◆ TASK DESCRIPTION ◆
Copy out each line below that has the word "this" in it.
-- begin --
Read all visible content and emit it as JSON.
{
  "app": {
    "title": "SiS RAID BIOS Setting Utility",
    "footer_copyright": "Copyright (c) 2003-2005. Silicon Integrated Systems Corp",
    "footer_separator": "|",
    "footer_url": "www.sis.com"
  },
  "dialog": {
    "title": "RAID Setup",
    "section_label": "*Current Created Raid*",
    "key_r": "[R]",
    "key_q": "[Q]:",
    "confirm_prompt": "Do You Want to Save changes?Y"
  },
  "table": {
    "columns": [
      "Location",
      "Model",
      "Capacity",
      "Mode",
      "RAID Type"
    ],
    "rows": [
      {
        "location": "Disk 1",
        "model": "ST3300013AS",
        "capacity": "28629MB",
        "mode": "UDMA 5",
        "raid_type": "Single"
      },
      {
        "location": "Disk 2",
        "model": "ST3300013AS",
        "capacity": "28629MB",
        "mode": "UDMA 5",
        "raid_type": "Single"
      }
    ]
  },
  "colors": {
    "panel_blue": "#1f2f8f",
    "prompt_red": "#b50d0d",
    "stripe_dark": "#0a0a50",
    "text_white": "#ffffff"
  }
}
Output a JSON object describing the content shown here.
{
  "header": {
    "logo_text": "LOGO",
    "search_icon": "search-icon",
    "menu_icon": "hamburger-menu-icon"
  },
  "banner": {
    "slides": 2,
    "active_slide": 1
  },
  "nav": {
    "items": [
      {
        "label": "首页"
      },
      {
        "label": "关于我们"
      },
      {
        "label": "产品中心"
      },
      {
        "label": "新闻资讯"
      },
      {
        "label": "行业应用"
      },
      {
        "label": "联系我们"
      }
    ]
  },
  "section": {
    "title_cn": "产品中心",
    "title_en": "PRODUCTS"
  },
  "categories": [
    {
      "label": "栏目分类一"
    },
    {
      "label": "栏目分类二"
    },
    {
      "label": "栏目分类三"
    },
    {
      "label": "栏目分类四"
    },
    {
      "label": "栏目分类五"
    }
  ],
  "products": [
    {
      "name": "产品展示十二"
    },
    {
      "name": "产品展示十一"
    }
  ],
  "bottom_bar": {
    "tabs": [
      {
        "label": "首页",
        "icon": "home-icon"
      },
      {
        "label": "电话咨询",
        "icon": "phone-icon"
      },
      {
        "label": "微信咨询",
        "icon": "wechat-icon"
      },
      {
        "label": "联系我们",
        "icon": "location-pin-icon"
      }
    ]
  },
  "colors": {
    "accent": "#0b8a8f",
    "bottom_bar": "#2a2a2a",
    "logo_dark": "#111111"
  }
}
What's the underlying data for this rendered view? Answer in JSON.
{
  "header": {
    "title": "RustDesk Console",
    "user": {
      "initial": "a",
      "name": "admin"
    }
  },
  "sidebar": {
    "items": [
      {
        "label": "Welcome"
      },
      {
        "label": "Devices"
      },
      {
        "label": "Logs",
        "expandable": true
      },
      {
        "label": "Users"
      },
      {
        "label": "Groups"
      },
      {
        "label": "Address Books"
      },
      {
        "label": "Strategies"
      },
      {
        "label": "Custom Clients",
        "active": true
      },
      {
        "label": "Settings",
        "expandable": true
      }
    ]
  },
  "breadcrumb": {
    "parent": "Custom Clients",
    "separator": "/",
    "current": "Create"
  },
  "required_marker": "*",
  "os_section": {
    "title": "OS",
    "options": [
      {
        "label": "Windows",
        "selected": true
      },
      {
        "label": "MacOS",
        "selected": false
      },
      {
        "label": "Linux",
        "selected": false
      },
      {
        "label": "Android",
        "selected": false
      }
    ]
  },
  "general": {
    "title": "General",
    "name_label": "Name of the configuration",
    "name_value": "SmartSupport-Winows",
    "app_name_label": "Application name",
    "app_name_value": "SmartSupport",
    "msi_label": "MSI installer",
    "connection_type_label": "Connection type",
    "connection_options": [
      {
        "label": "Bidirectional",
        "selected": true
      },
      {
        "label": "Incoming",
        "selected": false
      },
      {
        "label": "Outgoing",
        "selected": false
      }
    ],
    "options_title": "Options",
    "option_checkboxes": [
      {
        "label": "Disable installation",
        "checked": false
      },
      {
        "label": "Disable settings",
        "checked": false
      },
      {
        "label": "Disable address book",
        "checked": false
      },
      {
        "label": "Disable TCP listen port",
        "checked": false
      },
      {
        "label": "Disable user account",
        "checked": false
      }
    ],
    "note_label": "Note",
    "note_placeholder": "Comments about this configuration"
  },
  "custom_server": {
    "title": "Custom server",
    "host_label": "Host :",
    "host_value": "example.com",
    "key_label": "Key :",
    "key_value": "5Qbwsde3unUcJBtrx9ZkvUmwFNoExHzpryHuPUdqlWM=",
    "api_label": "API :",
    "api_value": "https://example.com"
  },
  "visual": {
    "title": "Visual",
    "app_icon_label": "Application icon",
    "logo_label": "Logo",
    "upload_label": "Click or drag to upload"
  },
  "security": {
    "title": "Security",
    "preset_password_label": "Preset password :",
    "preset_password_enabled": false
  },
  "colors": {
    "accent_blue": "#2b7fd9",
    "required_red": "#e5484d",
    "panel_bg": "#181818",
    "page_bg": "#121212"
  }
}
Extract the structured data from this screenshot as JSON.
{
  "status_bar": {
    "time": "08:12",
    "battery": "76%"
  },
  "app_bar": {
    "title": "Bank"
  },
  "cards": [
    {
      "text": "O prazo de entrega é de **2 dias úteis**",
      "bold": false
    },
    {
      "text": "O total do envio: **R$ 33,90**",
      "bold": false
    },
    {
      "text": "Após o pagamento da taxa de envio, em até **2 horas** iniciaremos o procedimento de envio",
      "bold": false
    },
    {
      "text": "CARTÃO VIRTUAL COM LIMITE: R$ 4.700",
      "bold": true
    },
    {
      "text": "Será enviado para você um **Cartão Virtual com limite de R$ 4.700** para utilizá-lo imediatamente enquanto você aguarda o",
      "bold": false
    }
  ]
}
-- end --
◆ COMPLETED TASK ◆
What's the underlying data for this rendered view? Answer in JSON.
    "note_placeholder": "Comments about this configuration"
Extract the structured data from this screenshot as JSON.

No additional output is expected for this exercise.